■ **REQUEST**
Look through the material below for "here". Copy every line that contains it.

[Dataset items]
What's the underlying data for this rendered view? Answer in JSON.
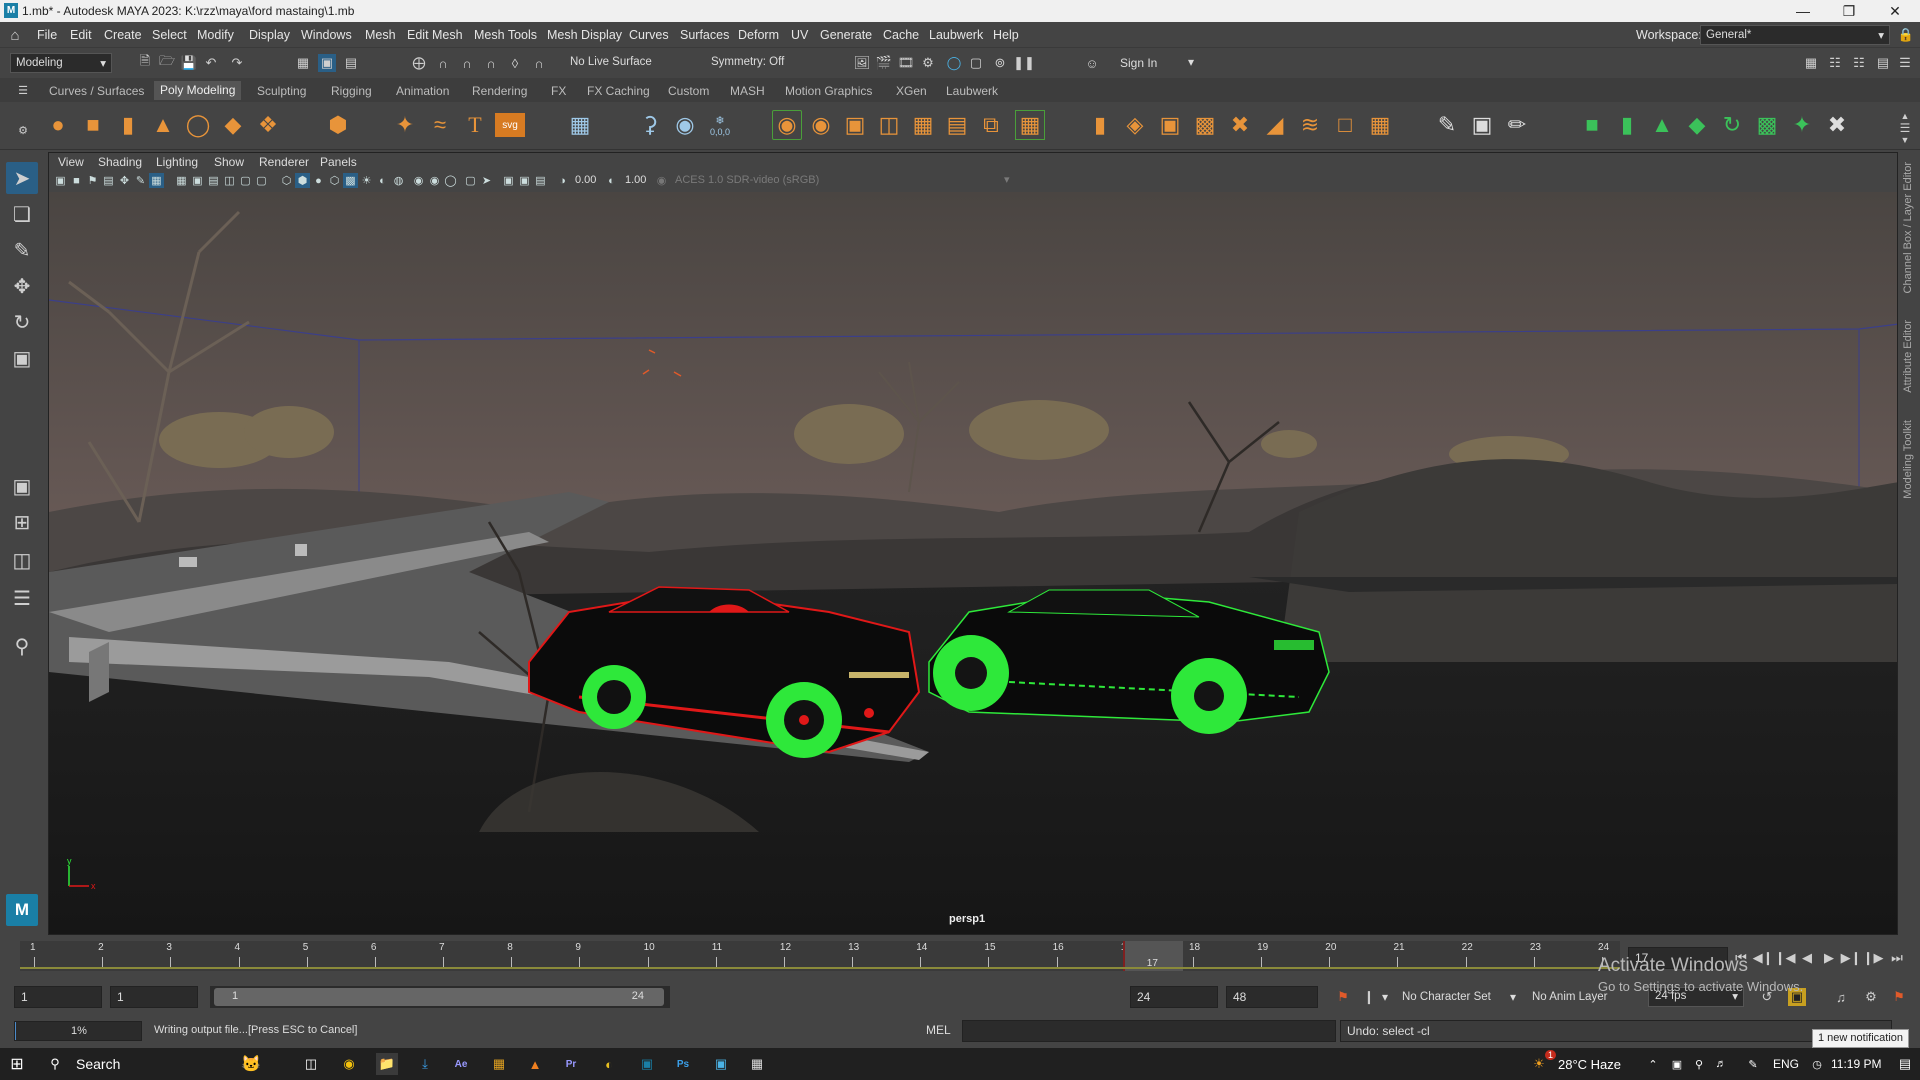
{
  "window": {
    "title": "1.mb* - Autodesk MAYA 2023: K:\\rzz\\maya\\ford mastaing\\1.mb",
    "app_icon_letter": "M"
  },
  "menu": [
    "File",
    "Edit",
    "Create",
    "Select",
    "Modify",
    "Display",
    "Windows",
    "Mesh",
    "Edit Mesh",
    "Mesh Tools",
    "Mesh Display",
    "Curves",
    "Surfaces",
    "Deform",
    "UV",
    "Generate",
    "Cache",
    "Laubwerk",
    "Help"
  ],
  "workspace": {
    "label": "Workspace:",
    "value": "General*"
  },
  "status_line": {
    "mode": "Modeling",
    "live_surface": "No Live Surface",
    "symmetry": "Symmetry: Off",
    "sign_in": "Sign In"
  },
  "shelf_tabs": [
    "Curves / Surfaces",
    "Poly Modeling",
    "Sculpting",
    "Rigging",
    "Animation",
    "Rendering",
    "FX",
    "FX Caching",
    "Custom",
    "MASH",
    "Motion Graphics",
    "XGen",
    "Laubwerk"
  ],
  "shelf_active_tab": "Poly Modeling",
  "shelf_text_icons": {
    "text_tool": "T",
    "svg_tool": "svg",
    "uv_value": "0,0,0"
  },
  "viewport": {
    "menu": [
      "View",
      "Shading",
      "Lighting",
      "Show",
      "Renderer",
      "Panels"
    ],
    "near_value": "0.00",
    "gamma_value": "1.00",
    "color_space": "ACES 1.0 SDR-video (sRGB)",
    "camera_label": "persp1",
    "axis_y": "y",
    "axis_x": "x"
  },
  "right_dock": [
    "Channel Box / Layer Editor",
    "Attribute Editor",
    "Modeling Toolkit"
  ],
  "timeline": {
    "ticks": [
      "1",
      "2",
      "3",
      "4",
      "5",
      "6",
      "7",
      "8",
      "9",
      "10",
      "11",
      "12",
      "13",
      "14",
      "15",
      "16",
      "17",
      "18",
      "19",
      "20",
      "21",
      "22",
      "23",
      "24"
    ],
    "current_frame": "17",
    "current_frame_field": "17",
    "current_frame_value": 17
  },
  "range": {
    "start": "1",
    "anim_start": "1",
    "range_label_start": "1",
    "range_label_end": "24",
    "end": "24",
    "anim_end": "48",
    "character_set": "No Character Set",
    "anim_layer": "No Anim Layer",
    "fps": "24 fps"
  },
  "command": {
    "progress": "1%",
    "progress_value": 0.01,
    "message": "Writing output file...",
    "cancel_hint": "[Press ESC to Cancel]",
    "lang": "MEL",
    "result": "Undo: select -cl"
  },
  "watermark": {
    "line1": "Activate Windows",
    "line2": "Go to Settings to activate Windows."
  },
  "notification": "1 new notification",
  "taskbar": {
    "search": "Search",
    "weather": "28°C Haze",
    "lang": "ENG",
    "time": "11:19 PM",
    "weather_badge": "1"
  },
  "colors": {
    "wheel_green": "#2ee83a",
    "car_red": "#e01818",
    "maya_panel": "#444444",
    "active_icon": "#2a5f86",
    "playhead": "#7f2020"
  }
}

==

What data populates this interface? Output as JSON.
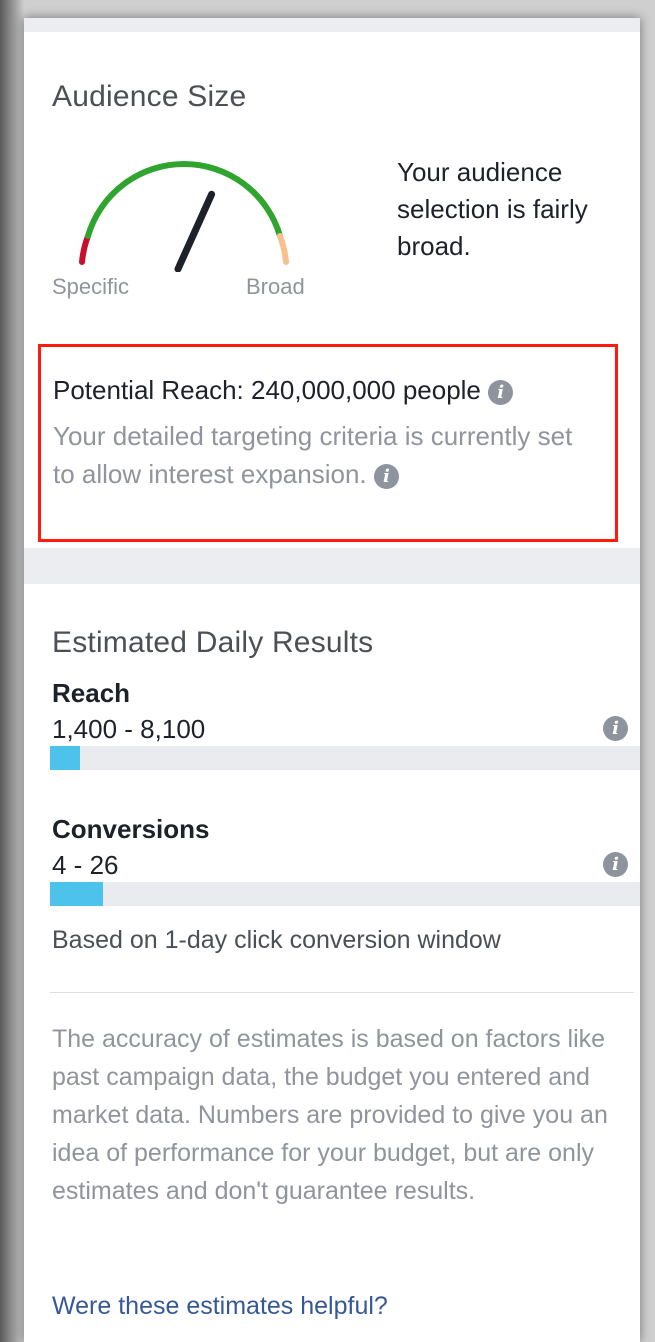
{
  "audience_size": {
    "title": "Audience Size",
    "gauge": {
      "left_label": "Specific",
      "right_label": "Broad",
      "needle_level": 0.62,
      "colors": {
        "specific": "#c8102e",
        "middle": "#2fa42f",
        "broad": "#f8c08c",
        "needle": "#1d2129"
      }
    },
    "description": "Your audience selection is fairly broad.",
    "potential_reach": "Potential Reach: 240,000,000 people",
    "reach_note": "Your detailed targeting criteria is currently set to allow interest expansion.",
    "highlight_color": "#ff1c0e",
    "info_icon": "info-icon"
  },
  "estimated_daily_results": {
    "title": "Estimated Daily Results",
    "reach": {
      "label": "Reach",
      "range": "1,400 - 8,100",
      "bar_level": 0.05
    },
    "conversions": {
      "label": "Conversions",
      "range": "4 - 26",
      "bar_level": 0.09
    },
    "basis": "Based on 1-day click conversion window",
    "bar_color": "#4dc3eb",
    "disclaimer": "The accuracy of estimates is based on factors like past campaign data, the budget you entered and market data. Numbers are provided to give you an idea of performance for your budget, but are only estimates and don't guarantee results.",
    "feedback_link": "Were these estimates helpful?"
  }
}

==

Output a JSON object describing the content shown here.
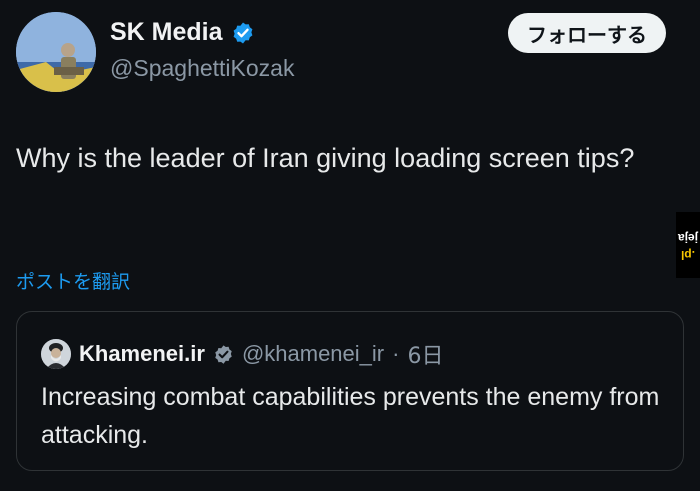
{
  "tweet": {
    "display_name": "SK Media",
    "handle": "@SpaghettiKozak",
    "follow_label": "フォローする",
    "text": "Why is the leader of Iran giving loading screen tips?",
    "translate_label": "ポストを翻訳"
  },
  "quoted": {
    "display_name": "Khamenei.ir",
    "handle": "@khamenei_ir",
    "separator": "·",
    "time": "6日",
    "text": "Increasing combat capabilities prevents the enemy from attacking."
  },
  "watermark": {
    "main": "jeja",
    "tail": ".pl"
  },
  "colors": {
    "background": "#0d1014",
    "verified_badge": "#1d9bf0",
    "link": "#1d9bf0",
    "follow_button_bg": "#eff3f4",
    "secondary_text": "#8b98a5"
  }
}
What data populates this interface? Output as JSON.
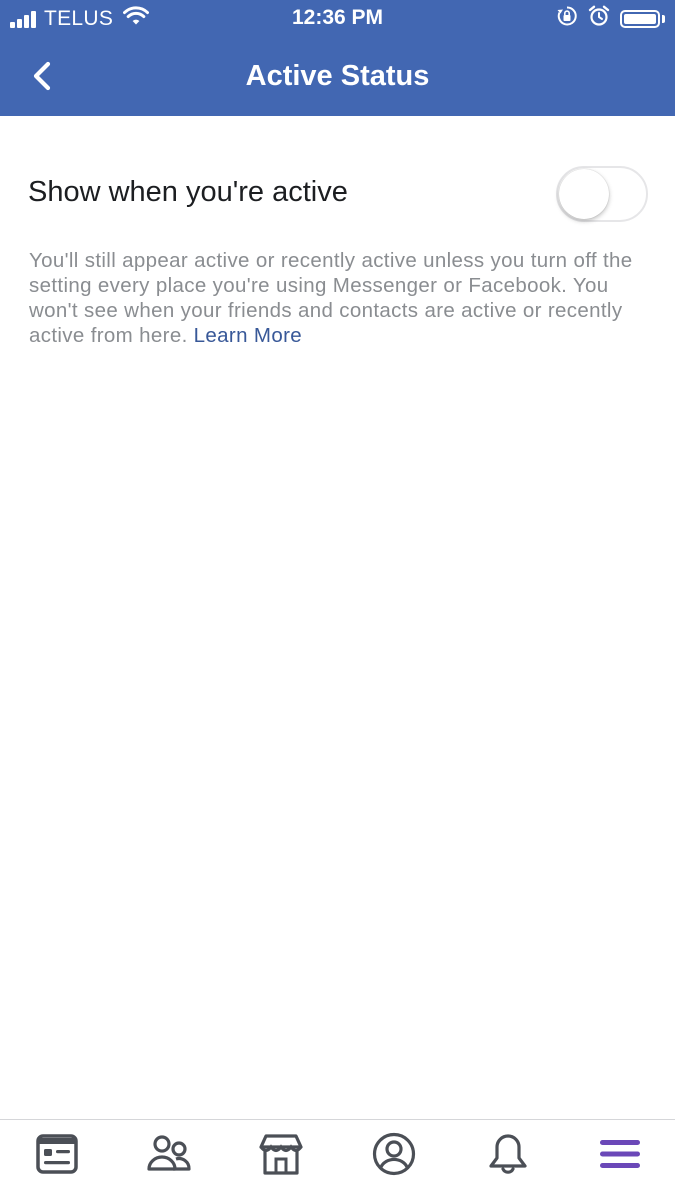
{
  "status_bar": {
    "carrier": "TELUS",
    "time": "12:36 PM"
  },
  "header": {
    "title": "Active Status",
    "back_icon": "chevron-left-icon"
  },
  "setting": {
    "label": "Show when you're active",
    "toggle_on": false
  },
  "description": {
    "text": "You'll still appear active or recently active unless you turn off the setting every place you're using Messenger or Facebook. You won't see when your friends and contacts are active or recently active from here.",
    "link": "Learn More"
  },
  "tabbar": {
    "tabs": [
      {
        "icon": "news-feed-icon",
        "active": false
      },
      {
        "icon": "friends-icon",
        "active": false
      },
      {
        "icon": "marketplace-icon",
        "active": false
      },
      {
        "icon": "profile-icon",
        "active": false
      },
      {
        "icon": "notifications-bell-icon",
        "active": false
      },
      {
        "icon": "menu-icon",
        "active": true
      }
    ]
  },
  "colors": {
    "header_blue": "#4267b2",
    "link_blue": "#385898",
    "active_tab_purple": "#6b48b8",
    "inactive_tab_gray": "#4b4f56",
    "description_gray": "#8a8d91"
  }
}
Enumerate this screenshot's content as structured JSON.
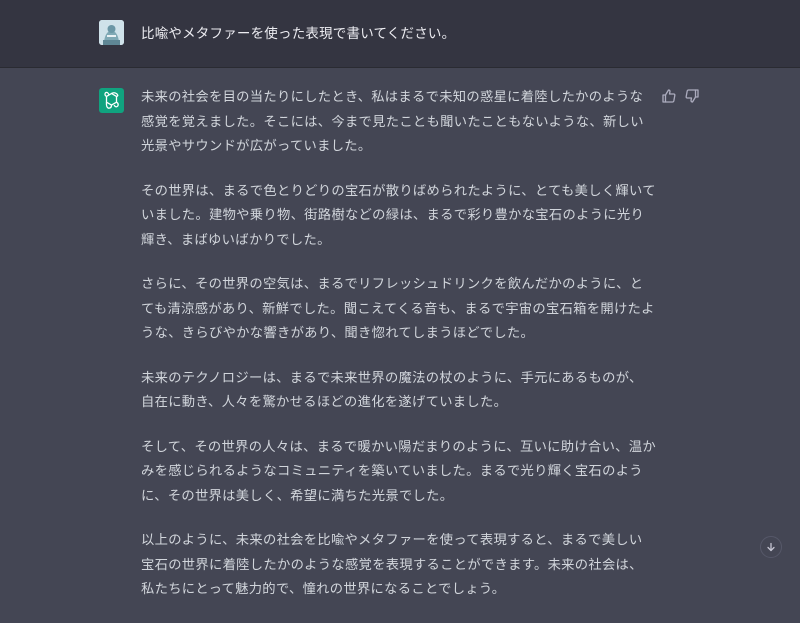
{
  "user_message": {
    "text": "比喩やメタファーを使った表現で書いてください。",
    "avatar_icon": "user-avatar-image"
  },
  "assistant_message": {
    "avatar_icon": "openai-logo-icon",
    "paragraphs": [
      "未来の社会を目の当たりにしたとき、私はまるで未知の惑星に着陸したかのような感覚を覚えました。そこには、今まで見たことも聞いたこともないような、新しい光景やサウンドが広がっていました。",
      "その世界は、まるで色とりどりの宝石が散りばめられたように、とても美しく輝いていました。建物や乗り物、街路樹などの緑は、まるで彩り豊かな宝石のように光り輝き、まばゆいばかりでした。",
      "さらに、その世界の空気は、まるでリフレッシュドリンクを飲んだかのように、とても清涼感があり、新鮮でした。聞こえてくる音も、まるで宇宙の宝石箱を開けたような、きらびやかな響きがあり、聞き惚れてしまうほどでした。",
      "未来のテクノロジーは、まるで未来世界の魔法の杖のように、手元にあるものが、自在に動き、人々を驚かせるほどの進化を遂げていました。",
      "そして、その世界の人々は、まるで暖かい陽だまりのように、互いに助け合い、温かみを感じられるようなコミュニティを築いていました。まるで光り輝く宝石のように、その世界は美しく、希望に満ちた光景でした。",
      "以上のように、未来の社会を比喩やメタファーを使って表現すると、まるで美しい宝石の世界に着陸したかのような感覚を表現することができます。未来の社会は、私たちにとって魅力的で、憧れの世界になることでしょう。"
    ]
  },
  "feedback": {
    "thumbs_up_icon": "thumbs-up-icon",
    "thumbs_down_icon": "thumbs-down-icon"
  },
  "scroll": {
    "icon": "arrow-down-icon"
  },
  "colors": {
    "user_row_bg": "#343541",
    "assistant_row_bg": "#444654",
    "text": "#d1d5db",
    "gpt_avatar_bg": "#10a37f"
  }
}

■ **IN RESPONSE**
Output a JSON object describing the content shown here.
    "text": "You'll still appear active or recently active unless you turn off the setting every place you're using Messenger or Facebook. You won't see when your friends and contacts are active or recently active from here.",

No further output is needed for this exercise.